Reproduce the items exactly as they appear, starting at the first line and ending with the line that contains "bar-segment-medium [370,114,422,142]", with that line included.
++++ EXERCISE INPUTS ++++
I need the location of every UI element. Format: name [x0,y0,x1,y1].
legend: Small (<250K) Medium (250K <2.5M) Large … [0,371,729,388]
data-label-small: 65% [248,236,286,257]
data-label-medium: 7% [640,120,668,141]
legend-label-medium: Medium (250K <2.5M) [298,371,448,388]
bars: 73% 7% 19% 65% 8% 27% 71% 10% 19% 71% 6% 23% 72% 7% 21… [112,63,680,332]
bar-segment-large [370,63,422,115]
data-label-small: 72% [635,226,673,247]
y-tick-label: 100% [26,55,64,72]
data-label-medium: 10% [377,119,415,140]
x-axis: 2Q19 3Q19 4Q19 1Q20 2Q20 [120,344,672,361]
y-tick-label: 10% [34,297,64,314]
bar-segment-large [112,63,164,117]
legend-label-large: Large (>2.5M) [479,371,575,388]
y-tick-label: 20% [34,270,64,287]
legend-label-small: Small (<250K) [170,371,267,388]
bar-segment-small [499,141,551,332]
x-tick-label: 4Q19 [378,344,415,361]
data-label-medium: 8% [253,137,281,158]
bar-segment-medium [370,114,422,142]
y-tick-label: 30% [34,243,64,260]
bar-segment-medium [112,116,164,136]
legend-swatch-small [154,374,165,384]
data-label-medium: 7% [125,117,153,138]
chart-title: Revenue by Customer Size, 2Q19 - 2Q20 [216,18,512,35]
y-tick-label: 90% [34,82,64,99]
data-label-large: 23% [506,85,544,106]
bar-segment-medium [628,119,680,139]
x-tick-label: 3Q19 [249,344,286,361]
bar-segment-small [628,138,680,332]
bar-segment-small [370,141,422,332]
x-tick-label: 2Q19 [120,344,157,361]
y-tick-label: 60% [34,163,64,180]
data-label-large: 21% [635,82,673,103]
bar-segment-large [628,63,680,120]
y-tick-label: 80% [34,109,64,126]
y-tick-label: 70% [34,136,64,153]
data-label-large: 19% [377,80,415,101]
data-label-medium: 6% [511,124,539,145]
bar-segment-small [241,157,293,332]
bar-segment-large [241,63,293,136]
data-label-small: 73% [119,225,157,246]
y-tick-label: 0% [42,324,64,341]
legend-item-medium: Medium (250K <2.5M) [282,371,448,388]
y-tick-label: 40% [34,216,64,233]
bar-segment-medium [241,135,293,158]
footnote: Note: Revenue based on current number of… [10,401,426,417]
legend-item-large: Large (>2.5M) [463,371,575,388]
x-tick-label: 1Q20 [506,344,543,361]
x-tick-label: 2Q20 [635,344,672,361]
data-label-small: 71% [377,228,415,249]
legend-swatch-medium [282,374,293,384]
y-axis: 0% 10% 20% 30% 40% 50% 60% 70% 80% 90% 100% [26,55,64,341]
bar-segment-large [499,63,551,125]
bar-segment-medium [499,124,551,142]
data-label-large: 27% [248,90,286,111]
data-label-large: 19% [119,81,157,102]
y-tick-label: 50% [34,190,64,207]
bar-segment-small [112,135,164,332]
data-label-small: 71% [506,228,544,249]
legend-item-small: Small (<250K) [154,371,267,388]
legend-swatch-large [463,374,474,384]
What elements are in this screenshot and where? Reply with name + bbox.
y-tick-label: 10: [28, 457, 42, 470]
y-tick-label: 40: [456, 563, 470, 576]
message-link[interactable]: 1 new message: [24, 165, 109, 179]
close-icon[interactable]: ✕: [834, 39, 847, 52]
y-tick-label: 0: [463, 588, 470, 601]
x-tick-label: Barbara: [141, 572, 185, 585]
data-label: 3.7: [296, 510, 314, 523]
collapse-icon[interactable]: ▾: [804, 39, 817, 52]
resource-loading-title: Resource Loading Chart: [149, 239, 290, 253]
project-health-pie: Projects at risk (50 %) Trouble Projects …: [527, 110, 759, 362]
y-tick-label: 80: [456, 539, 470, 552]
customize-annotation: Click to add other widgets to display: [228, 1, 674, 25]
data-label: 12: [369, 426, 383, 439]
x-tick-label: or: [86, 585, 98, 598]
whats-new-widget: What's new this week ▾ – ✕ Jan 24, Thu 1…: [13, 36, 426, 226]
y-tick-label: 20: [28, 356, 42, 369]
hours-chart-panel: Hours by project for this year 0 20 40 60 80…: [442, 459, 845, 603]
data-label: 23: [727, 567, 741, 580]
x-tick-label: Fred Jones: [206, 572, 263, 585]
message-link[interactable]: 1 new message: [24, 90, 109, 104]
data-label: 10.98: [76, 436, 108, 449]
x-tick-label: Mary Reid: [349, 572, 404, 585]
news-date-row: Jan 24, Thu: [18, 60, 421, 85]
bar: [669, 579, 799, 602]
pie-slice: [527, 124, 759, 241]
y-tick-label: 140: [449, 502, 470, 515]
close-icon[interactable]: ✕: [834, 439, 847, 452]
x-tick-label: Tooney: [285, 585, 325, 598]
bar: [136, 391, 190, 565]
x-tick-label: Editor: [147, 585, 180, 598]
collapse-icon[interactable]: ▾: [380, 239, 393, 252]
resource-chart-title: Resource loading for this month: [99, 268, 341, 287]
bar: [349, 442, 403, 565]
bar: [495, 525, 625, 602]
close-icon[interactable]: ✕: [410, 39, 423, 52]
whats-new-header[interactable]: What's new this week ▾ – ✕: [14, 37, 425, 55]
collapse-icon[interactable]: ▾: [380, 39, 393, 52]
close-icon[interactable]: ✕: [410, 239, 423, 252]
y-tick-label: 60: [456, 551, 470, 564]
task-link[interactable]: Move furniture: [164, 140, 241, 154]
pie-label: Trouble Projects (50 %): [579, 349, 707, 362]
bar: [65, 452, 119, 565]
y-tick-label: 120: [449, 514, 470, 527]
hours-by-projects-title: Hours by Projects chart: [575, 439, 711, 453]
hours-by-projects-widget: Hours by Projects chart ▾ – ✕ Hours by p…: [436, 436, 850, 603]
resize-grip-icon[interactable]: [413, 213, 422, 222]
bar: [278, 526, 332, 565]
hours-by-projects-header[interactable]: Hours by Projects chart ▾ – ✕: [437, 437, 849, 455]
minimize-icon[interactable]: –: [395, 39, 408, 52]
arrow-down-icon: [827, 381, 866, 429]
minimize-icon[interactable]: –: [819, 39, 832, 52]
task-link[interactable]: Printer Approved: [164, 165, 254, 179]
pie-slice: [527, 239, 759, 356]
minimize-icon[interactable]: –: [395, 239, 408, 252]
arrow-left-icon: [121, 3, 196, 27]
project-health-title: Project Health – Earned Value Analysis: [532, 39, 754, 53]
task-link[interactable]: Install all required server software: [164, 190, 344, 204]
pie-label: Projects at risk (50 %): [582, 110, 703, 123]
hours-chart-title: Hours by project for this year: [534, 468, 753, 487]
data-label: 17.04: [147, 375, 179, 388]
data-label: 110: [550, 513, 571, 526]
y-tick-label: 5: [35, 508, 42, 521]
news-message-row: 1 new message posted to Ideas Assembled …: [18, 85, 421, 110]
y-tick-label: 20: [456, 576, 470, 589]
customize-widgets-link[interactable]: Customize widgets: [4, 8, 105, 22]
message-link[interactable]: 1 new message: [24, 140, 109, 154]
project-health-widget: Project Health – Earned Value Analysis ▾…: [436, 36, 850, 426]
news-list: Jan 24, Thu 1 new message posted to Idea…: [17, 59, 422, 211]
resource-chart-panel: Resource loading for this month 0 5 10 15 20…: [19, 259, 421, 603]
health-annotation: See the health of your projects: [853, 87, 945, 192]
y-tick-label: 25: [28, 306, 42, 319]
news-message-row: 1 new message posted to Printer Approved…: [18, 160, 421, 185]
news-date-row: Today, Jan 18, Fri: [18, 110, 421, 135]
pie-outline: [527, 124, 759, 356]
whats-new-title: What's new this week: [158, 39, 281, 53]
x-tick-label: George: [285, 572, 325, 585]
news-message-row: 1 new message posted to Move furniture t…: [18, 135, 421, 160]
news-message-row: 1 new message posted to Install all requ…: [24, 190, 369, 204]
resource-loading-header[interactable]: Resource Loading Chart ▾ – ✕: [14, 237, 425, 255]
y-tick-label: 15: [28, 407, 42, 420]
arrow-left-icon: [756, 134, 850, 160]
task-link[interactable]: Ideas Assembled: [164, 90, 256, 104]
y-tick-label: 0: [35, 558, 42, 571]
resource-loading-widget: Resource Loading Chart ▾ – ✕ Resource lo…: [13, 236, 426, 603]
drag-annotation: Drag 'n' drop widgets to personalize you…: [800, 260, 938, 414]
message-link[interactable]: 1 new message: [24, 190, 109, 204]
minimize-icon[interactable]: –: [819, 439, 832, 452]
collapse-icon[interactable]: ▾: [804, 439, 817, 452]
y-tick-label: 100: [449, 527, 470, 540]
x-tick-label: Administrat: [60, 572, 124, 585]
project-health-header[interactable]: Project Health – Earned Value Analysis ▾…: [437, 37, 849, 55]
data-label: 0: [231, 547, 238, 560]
++++
COMPLETED TASK:
I need the location of every UI element. Format: name [x0,y0,x1,y1].
legend: Small (<250K) Medium (250K <2.5M) Large … [0,371,729,388]
data-label-small: 65% [248,236,286,257]
data-label-medium: 7% [640,120,668,141]
legend-label-medium: Medium (250K <2.5M) [298,371,448,388]
bars: 73% 7% 19% 65% 8% 27% 71% 10% 19% 71% 6% 23% 72% 7% 21… [112,63,680,332]
bar-segment-large [370,63,422,115]
data-label-small: 72% [635,226,673,247]
y-tick-label: 100% [26,55,64,72]
data-label-medium: 10% [377,119,415,140]
x-axis: 2Q19 3Q19 4Q19 1Q20 2Q20 [120,344,672,361]
y-tick-label: 10% [34,297,64,314]
bar-segment-large [112,63,164,117]
legend-label-large: Large (>2.5M) [479,371,575,388]
y-tick-label: 20% [34,270,64,287]
legend-label-small: Small (<250K) [170,371,267,388]
bar-segment-small [499,141,551,332]
x-tick-label: 4Q19 [378,344,415,361]
data-label-medium: 8% [253,137,281,158]
bar-segment-medium [370,114,422,142]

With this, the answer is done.